### Exercise input
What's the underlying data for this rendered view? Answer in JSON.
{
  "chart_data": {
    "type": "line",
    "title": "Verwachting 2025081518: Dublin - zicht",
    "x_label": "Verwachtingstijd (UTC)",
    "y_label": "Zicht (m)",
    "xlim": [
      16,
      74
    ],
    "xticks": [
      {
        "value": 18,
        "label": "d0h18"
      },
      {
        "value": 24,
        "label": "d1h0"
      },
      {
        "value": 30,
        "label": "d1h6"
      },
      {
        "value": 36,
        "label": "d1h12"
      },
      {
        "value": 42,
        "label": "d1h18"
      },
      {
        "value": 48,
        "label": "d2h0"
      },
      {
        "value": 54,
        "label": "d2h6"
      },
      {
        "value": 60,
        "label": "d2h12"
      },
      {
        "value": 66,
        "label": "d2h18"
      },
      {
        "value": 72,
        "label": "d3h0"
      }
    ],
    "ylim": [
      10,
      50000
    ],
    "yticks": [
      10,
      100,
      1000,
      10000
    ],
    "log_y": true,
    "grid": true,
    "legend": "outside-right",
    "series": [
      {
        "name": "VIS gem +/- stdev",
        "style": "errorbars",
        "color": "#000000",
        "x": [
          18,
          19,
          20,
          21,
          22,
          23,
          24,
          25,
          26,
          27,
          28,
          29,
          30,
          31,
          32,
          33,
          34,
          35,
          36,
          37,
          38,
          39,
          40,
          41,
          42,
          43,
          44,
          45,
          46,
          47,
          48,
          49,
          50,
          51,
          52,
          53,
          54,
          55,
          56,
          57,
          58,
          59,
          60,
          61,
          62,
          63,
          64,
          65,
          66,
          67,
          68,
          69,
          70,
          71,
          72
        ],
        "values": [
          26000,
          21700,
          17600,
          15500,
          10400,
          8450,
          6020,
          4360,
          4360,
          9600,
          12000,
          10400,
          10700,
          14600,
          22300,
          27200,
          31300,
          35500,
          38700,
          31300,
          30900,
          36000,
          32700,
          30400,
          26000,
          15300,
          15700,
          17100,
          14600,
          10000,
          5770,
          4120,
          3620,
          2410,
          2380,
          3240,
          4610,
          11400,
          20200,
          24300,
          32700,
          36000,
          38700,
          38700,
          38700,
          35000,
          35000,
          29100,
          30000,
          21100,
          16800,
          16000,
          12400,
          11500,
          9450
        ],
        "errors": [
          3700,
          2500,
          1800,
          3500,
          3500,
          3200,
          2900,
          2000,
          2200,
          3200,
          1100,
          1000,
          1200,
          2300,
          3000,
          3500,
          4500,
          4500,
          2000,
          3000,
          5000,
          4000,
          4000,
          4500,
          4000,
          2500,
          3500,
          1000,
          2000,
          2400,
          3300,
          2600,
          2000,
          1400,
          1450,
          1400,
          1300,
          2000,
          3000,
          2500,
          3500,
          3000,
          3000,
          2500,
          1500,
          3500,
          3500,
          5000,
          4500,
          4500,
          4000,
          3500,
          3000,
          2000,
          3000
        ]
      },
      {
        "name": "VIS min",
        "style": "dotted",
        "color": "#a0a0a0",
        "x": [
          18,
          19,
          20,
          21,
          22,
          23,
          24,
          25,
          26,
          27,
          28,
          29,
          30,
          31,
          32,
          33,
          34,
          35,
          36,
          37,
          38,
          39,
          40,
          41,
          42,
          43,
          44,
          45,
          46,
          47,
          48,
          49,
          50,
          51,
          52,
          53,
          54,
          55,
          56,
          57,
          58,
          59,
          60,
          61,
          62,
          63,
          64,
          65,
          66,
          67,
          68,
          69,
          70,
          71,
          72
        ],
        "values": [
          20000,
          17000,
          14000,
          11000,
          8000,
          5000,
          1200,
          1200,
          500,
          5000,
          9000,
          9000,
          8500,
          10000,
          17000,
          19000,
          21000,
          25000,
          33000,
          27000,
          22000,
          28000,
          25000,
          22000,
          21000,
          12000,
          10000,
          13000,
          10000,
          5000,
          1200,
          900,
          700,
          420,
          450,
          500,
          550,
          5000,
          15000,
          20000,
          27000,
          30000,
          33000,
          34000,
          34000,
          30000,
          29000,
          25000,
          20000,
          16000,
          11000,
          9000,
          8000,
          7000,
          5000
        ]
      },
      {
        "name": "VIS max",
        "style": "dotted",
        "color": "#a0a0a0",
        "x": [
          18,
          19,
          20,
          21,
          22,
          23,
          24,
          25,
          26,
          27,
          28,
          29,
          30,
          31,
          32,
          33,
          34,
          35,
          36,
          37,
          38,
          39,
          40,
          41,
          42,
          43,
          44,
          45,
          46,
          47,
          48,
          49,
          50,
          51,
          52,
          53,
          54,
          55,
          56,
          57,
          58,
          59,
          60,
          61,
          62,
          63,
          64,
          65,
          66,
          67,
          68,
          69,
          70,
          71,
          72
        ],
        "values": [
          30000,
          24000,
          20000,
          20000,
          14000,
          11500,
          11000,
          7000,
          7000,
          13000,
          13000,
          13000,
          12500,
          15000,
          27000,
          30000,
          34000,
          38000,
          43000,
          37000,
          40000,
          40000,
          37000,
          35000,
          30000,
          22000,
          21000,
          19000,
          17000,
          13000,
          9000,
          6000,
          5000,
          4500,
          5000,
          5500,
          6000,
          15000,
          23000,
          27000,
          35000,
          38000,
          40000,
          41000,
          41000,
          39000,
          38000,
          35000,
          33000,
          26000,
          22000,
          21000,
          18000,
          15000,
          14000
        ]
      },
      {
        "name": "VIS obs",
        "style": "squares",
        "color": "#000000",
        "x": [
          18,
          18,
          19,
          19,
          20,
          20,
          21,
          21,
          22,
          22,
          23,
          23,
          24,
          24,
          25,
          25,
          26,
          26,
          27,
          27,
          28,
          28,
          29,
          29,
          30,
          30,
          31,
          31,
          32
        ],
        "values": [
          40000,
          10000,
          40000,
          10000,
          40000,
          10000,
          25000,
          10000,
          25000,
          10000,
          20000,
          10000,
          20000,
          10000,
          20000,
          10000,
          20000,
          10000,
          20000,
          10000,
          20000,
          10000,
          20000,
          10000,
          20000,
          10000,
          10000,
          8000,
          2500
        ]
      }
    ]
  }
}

### Goal of the exercise
Each entry above is to be printed again exactly.

### Final answer
What's the underlying data for this rendered view? Answer in JSON.
{
  "chart_data": {
    "type": "line",
    "title": "Verwachting 2025081518: Dublin - zicht",
    "x_label": "Verwachtingstijd (UTC)",
    "y_label": "Zicht (m)",
    "xlim": [
      16,
      74
    ],
    "xticks": [
      {
        "value": 18,
        "label": "d0h18"
      },
      {
        "value": 24,
        "label": "d1h0"
      },
      {
        "value": 30,
        "label": "d1h6"
      },
      {
        "value": 36,
        "label": "d1h12"
      },
      {
        "value": 42,
        "label": "d1h18"
      },
      {
        "value": 48,
        "label": "d2h0"
      },
      {
        "value": 54,
        "label": "d2h6"
      },
      {
        "value": 60,
        "label": "d2h12"
      },
      {
        "value": 66,
        "label": "d2h18"
      },
      {
        "value": 72,
        "label": "d3h0"
      }
    ],
    "ylim": [
      10,
      50000
    ],
    "yticks": [
      10,
      100,
      1000,
      10000
    ],
    "log_y": true,
    "grid": true,
    "legend": "outside-right",
    "series": [
      {
        "name": "VIS gem +/- stdev",
        "style": "errorbars",
        "color": "#000000",
        "x": [
          18,
          19,
          20,
          21,
          22,
          23,
          24,
          25,
          26,
          27,
          28,
          29,
          30,
          31,
          32,
          33,
          34,
          35,
          36,
          37,
          38,
          39,
          40,
          41,
          42,
          43,
          44,
          45,
          46,
          47,
          48,
          49,
          50,
          51,
          52,
          53,
          54,
          55,
          56,
          57,
          58,
          59,
          60,
          61,
          62,
          63,
          64,
          65,
          66,
          67,
          68,
          69,
          70,
          71,
          72
        ],
        "values": [
          26000,
          21700,
          17600,
          15500,
          10400,
          8450,
          6020,
          4360,
          4360,
          9600,
          12000,
          10400,
          10700,
          14600,
          22300,
          27200,
          31300,
          35500,
          38700,
          31300,
          30900,
          36000,
          32700,
          30400,
          26000,
          15300,
          15700,
          17100,
          14600,
          10000,
          5770,
          4120,
          3620,
          2410,
          2380,
          3240,
          4610,
          11400,
          20200,
          24300,
          32700,
          36000,
          38700,
          38700,
          38700,
          35000,
          35000,
          29100,
          30000,
          21100,
          16800,
          16000,
          12400,
          11500,
          9450
        ],
        "errors": [
          3700,
          2500,
          1800,
          3500,
          3500,
          3200,
          2900,
          2000,
          2200,
          3200,
          1100,
          1000,
          1200,
          2300,
          3000,
          3500,
          4500,
          4500,
          2000,
          3000,
          5000,
          4000,
          4000,
          4500,
          4000,
          2500,
          3500,
          1000,
          2000,
          2400,
          3300,
          2600,
          2000,
          1400,
          1450,
          1400,
          1300,
          2000,
          3000,
          2500,
          3500,
          3000,
          3000,
          2500,
          1500,
          3500,
          3500,
          5000,
          4500,
          4500,
          4000,
          3500,
          3000,
          2000,
          3000
        ]
      },
      {
        "name": "VIS min",
        "style": "dotted",
        "color": "#a0a0a0",
        "x": [
          18,
          19,
          20,
          21,
          22,
          23,
          24,
          25,
          26,
          27,
          28,
          29,
          30,
          31,
          32,
          33,
          34,
          35,
          36,
          37,
          38,
          39,
          40,
          41,
          42,
          43,
          44,
          45,
          46,
          47,
          48,
          49,
          50,
          51,
          52,
          53,
          54,
          55,
          56,
          57,
          58,
          59,
          60,
          61,
          62,
          63,
          64,
          65,
          66,
          67,
          68,
          69,
          70,
          71,
          72
        ],
        "values": [
          20000,
          17000,
          14000,
          11000,
          8000,
          5000,
          1200,
          1200,
          500,
          5000,
          9000,
          9000,
          8500,
          10000,
          17000,
          19000,
          21000,
          25000,
          33000,
          27000,
          22000,
          28000,
          25000,
          22000,
          21000,
          12000,
          10000,
          13000,
          10000,
          5000,
          1200,
          900,
          700,
          420,
          450,
          500,
          550,
          5000,
          15000,
          20000,
          27000,
          30000,
          33000,
          34000,
          34000,
          30000,
          29000,
          25000,
          20000,
          16000,
          11000,
          9000,
          8000,
          7000,
          5000
        ]
      },
      {
        "name": "VIS max",
        "style": "dotted",
        "color": "#a0a0a0",
        "x": [
          18,
          19,
          20,
          21,
          22,
          23,
          24,
          25,
          26,
          27,
          28,
          29,
          30,
          31,
          32,
          33,
          34,
          35,
          36,
          37,
          38,
          39,
          40,
          41,
          42,
          43,
          44,
          45,
          46,
          47,
          48,
          49,
          50,
          51,
          52,
          53,
          54,
          55,
          56,
          57,
          58,
          59,
          60,
          61,
          62,
          63,
          64,
          65,
          66,
          67,
          68,
          69,
          70,
          71,
          72
        ],
        "values": [
          30000,
          24000,
          20000,
          20000,
          14000,
          11500,
          11000,
          7000,
          7000,
          13000,
          13000,
          13000,
          12500,
          15000,
          27000,
          30000,
          34000,
          38000,
          43000,
          37000,
          40000,
          40000,
          37000,
          35000,
          30000,
          22000,
          21000,
          19000,
          17000,
          13000,
          9000,
          6000,
          5000,
          4500,
          5000,
          5500,
          6000,
          15000,
          23000,
          27000,
          35000,
          38000,
          40000,
          41000,
          41000,
          39000,
          38000,
          35000,
          33000,
          26000,
          22000,
          21000,
          18000,
          15000,
          14000
        ]
      },
      {
        "name": "VIS obs",
        "style": "squares",
        "color": "#000000",
        "x": [
          18,
          18,
          19,
          19,
          20,
          20,
          21,
          21,
          22,
          22,
          23,
          23,
          24,
          24,
          25,
          25,
          26,
          26,
          27,
          27,
          28,
          28,
          29,
          29,
          30,
          30,
          31,
          31,
          32
        ],
        "values": [
          40000,
          10000,
          40000,
          10000,
          40000,
          10000,
          25000,
          10000,
          25000,
          10000,
          20000,
          10000,
          20000,
          10000,
          20000,
          10000,
          20000,
          10000,
          20000,
          10000,
          20000,
          10000,
          20000,
          10000,
          20000,
          10000,
          10000,
          8000,
          2500
        ]
      }
    ]
  }
}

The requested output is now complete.